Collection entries
========

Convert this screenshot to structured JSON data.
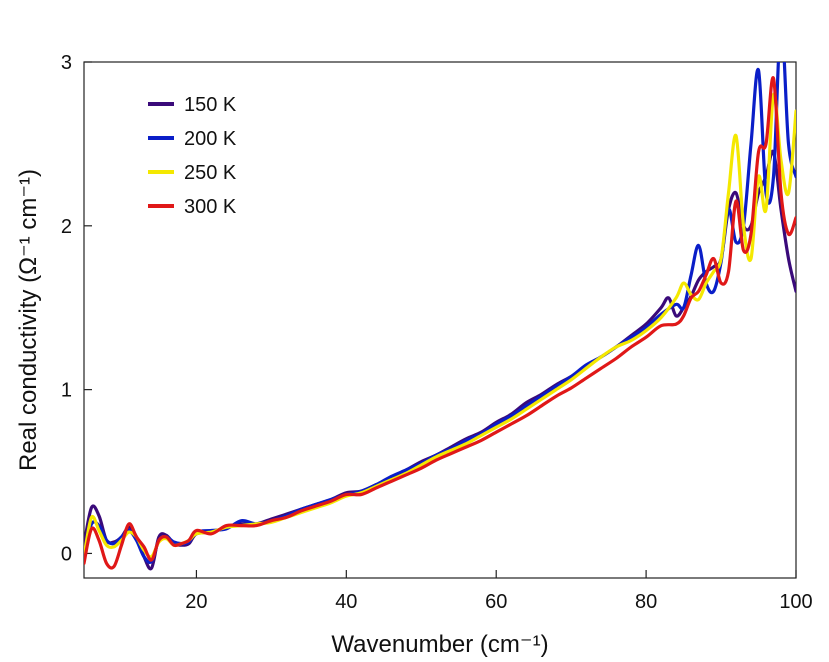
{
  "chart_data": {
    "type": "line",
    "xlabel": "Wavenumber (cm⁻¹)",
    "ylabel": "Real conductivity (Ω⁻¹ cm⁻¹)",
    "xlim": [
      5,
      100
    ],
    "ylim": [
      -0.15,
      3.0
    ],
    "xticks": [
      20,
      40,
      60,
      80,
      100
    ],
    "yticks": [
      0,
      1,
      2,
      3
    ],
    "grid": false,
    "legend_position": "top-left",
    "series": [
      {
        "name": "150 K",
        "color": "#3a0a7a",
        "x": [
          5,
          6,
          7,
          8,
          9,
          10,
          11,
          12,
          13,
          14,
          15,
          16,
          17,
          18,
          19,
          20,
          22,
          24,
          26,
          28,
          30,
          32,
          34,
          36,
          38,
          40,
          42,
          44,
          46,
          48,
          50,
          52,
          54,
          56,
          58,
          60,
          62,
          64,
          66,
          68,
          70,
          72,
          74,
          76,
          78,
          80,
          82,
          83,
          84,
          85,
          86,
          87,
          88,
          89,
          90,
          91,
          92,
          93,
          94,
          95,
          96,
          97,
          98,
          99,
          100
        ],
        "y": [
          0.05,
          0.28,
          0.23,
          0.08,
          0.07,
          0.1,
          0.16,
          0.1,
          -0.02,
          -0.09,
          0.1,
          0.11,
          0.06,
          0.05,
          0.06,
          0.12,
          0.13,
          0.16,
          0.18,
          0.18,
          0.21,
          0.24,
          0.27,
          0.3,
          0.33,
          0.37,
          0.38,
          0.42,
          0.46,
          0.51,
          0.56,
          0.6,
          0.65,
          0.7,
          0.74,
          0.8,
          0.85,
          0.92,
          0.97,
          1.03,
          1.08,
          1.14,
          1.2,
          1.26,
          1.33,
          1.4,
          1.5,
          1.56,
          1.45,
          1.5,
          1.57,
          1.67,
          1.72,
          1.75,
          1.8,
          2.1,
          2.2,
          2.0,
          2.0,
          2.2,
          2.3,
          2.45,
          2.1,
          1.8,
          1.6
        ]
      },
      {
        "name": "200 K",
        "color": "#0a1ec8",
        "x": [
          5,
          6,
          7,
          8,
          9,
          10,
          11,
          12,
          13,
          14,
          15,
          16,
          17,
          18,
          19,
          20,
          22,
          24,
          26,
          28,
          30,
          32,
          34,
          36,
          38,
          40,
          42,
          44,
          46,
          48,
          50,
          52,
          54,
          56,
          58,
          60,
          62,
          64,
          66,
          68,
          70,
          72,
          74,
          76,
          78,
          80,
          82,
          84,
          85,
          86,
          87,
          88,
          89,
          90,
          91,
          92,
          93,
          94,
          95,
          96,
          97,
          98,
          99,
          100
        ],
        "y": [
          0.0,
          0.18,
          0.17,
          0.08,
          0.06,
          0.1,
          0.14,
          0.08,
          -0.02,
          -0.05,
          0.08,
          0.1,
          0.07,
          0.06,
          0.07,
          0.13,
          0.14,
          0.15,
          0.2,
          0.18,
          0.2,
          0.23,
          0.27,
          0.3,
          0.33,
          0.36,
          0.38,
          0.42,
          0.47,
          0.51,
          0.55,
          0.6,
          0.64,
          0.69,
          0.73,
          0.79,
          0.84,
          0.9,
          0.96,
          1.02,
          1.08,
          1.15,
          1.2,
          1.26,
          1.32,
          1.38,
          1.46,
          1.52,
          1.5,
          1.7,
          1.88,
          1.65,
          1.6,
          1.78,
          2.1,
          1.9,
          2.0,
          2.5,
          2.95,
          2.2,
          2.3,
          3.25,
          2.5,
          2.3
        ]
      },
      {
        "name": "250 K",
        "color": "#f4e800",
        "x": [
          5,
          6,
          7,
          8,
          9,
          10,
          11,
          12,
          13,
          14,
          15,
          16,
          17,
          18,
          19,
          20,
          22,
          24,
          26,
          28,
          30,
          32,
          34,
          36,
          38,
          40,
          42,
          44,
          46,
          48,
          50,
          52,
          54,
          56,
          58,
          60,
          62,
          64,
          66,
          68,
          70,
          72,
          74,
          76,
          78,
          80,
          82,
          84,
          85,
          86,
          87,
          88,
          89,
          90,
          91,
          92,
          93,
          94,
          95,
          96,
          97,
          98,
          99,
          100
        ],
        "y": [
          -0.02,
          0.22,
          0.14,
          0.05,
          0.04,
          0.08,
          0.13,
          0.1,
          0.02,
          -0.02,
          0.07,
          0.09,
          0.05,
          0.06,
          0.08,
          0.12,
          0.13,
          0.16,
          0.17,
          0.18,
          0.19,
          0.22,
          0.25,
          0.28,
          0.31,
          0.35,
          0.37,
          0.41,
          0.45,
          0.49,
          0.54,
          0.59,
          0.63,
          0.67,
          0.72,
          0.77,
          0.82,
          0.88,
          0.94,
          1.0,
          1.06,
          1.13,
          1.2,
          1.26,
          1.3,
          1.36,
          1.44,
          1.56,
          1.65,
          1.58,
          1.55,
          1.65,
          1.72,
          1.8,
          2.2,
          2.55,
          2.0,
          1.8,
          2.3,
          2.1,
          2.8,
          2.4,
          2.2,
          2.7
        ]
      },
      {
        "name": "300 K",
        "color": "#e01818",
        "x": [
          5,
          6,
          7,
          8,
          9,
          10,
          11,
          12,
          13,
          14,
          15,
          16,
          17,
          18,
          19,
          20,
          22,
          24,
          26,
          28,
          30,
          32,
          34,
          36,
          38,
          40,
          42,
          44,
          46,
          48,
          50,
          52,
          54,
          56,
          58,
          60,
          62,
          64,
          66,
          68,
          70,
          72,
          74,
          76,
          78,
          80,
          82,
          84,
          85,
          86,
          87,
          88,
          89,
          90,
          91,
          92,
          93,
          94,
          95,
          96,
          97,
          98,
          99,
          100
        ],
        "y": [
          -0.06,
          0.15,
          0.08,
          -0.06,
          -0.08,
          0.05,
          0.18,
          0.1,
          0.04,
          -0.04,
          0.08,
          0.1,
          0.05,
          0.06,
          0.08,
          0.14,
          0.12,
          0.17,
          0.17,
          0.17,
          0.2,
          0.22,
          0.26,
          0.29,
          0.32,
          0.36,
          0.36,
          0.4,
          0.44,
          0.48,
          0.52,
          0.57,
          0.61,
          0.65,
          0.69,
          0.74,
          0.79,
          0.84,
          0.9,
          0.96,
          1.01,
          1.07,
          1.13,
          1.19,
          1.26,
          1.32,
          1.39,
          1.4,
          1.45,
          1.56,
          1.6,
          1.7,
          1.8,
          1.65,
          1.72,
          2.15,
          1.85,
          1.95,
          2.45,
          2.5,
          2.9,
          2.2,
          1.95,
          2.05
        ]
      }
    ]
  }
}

========

Reproduce the whole listing above word for word, but not its pictures.

▶ _Solution for this exercise_
Convert this screenshot to structured JSON data.
{
  "chart_data": {
    "type": "line",
    "xlabel": "Wavenumber (cm⁻¹)",
    "ylabel": "Real conductivity (Ω⁻¹ cm⁻¹)",
    "xlim": [
      5,
      100
    ],
    "ylim": [
      -0.15,
      3.0
    ],
    "xticks": [
      20,
      40,
      60,
      80,
      100
    ],
    "yticks": [
      0,
      1,
      2,
      3
    ],
    "grid": false,
    "legend_position": "top-left",
    "series": [
      {
        "name": "150 K",
        "color": "#3a0a7a",
        "x": [
          5,
          6,
          7,
          8,
          9,
          10,
          11,
          12,
          13,
          14,
          15,
          16,
          17,
          18,
          19,
          20,
          22,
          24,
          26,
          28,
          30,
          32,
          34,
          36,
          38,
          40,
          42,
          44,
          46,
          48,
          50,
          52,
          54,
          56,
          58,
          60,
          62,
          64,
          66,
          68,
          70,
          72,
          74,
          76,
          78,
          80,
          82,
          83,
          84,
          85,
          86,
          87,
          88,
          89,
          90,
          91,
          92,
          93,
          94,
          95,
          96,
          97,
          98,
          99,
          100
        ],
        "y": [
          0.05,
          0.28,
          0.23,
          0.08,
          0.07,
          0.1,
          0.16,
          0.1,
          -0.02,
          -0.09,
          0.1,
          0.11,
          0.06,
          0.05,
          0.06,
          0.12,
          0.13,
          0.16,
          0.18,
          0.18,
          0.21,
          0.24,
          0.27,
          0.3,
          0.33,
          0.37,
          0.38,
          0.42,
          0.46,
          0.51,
          0.56,
          0.6,
          0.65,
          0.7,
          0.74,
          0.8,
          0.85,
          0.92,
          0.97,
          1.03,
          1.08,
          1.14,
          1.2,
          1.26,
          1.33,
          1.4,
          1.5,
          1.56,
          1.45,
          1.5,
          1.57,
          1.67,
          1.72,
          1.75,
          1.8,
          2.1,
          2.2,
          2.0,
          2.0,
          2.2,
          2.3,
          2.45,
          2.1,
          1.8,
          1.6
        ]
      },
      {
        "name": "200 K",
        "color": "#0a1ec8",
        "x": [
          5,
          6,
          7,
          8,
          9,
          10,
          11,
          12,
          13,
          14,
          15,
          16,
          17,
          18,
          19,
          20,
          22,
          24,
          26,
          28,
          30,
          32,
          34,
          36,
          38,
          40,
          42,
          44,
          46,
          48,
          50,
          52,
          54,
          56,
          58,
          60,
          62,
          64,
          66,
          68,
          70,
          72,
          74,
          76,
          78,
          80,
          82,
          84,
          85,
          86,
          87,
          88,
          89,
          90,
          91,
          92,
          93,
          94,
          95,
          96,
          97,
          98,
          99,
          100
        ],
        "y": [
          0.0,
          0.18,
          0.17,
          0.08,
          0.06,
          0.1,
          0.14,
          0.08,
          -0.02,
          -0.05,
          0.08,
          0.1,
          0.07,
          0.06,
          0.07,
          0.13,
          0.14,
          0.15,
          0.2,
          0.18,
          0.2,
          0.23,
          0.27,
          0.3,
          0.33,
          0.36,
          0.38,
          0.42,
          0.47,
          0.51,
          0.55,
          0.6,
          0.64,
          0.69,
          0.73,
          0.79,
          0.84,
          0.9,
          0.96,
          1.02,
          1.08,
          1.15,
          1.2,
          1.26,
          1.32,
          1.38,
          1.46,
          1.52,
          1.5,
          1.7,
          1.88,
          1.65,
          1.6,
          1.78,
          2.1,
          1.9,
          2.0,
          2.5,
          2.95,
          2.2,
          2.3,
          3.25,
          2.5,
          2.3
        ]
      },
      {
        "name": "250 K",
        "color": "#f4e800",
        "x": [
          5,
          6,
          7,
          8,
          9,
          10,
          11,
          12,
          13,
          14,
          15,
          16,
          17,
          18,
          19,
          20,
          22,
          24,
          26,
          28,
          30,
          32,
          34,
          36,
          38,
          40,
          42,
          44,
          46,
          48,
          50,
          52,
          54,
          56,
          58,
          60,
          62,
          64,
          66,
          68,
          70,
          72,
          74,
          76,
          78,
          80,
          82,
          84,
          85,
          86,
          87,
          88,
          89,
          90,
          91,
          92,
          93,
          94,
          95,
          96,
          97,
          98,
          99,
          100
        ],
        "y": [
          -0.02,
          0.22,
          0.14,
          0.05,
          0.04,
          0.08,
          0.13,
          0.1,
          0.02,
          -0.02,
          0.07,
          0.09,
          0.05,
          0.06,
          0.08,
          0.12,
          0.13,
          0.16,
          0.17,
          0.18,
          0.19,
          0.22,
          0.25,
          0.28,
          0.31,
          0.35,
          0.37,
          0.41,
          0.45,
          0.49,
          0.54,
          0.59,
          0.63,
          0.67,
          0.72,
          0.77,
          0.82,
          0.88,
          0.94,
          1.0,
          1.06,
          1.13,
          1.2,
          1.26,
          1.3,
          1.36,
          1.44,
          1.56,
          1.65,
          1.58,
          1.55,
          1.65,
          1.72,
          1.8,
          2.2,
          2.55,
          2.0,
          1.8,
          2.3,
          2.1,
          2.8,
          2.4,
          2.2,
          2.7
        ]
      },
      {
        "name": "300 K",
        "color": "#e01818",
        "x": [
          5,
          6,
          7,
          8,
          9,
          10,
          11,
          12,
          13,
          14,
          15,
          16,
          17,
          18,
          19,
          20,
          22,
          24,
          26,
          28,
          30,
          32,
          34,
          36,
          38,
          40,
          42,
          44,
          46,
          48,
          50,
          52,
          54,
          56,
          58,
          60,
          62,
          64,
          66,
          68,
          70,
          72,
          74,
          76,
          78,
          80,
          82,
          84,
          85,
          86,
          87,
          88,
          89,
          90,
          91,
          92,
          93,
          94,
          95,
          96,
          97,
          98,
          99,
          100
        ],
        "y": [
          -0.06,
          0.15,
          0.08,
          -0.06,
          -0.08,
          0.05,
          0.18,
          0.1,
          0.04,
          -0.04,
          0.08,
          0.1,
          0.05,
          0.06,
          0.08,
          0.14,
          0.12,
          0.17,
          0.17,
          0.17,
          0.2,
          0.22,
          0.26,
          0.29,
          0.32,
          0.36,
          0.36,
          0.4,
          0.44,
          0.48,
          0.52,
          0.57,
          0.61,
          0.65,
          0.69,
          0.74,
          0.79,
          0.84,
          0.9,
          0.96,
          1.01,
          1.07,
          1.13,
          1.19,
          1.26,
          1.32,
          1.39,
          1.4,
          1.45,
          1.56,
          1.6,
          1.7,
          1.8,
          1.65,
          1.72,
          2.15,
          1.85,
          1.95,
          2.45,
          2.5,
          2.9,
          2.2,
          1.95,
          2.05
        ]
      }
    ]
  }
}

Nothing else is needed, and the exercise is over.